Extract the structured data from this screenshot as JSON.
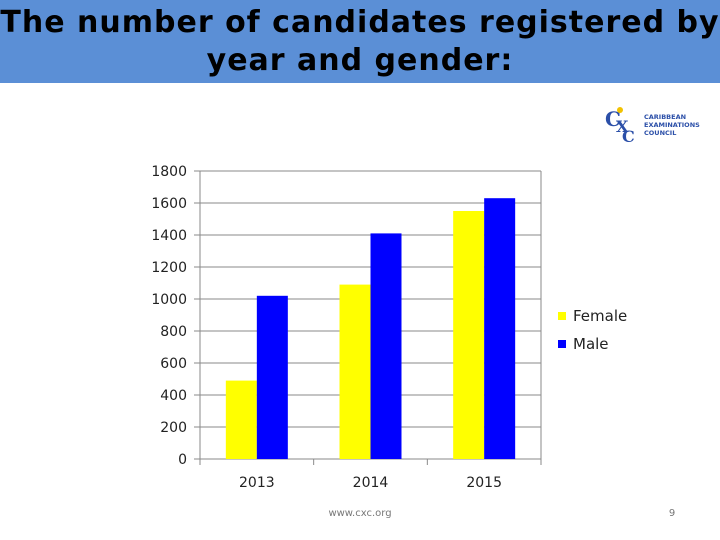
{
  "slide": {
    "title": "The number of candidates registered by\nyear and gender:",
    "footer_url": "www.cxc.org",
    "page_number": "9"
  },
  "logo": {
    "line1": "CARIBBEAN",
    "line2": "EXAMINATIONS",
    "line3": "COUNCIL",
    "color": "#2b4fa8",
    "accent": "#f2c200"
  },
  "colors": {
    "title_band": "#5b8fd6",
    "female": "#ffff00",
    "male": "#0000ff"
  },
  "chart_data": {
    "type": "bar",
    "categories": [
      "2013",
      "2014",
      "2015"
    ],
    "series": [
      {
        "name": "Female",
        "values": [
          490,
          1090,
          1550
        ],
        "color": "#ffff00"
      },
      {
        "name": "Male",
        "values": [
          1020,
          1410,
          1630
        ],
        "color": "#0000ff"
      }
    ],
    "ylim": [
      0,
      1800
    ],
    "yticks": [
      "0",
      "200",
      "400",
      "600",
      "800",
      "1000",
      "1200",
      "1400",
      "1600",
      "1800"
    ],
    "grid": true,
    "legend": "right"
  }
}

┄┄┄┄┄┄┄┄┄┄

— Goal —
Repeat the material above verbatim, with no pictures in the output.

— Result —
Extract the structured data from this screenshot as JSON.
{
  "slide": {
    "title": "The number of candidates registered by\nyear and gender:",
    "footer_url": "www.cxc.org",
    "page_number": "9"
  },
  "logo": {
    "line1": "CARIBBEAN",
    "line2": "EXAMINATIONS",
    "line3": "COUNCIL",
    "color": "#2b4fa8",
    "accent": "#f2c200"
  },
  "colors": {
    "title_band": "#5b8fd6",
    "female": "#ffff00",
    "male": "#0000ff"
  },
  "chart_data": {
    "type": "bar",
    "categories": [
      "2013",
      "2014",
      "2015"
    ],
    "series": [
      {
        "name": "Female",
        "values": [
          490,
          1090,
          1550
        ],
        "color": "#ffff00"
      },
      {
        "name": "Male",
        "values": [
          1020,
          1410,
          1630
        ],
        "color": "#0000ff"
      }
    ],
    "ylim": [
      0,
      1800
    ],
    "yticks": [
      "0",
      "200",
      "400",
      "600",
      "800",
      "1000",
      "1200",
      "1400",
      "1600",
      "1800"
    ],
    "grid": true,
    "legend": "right"
  }
}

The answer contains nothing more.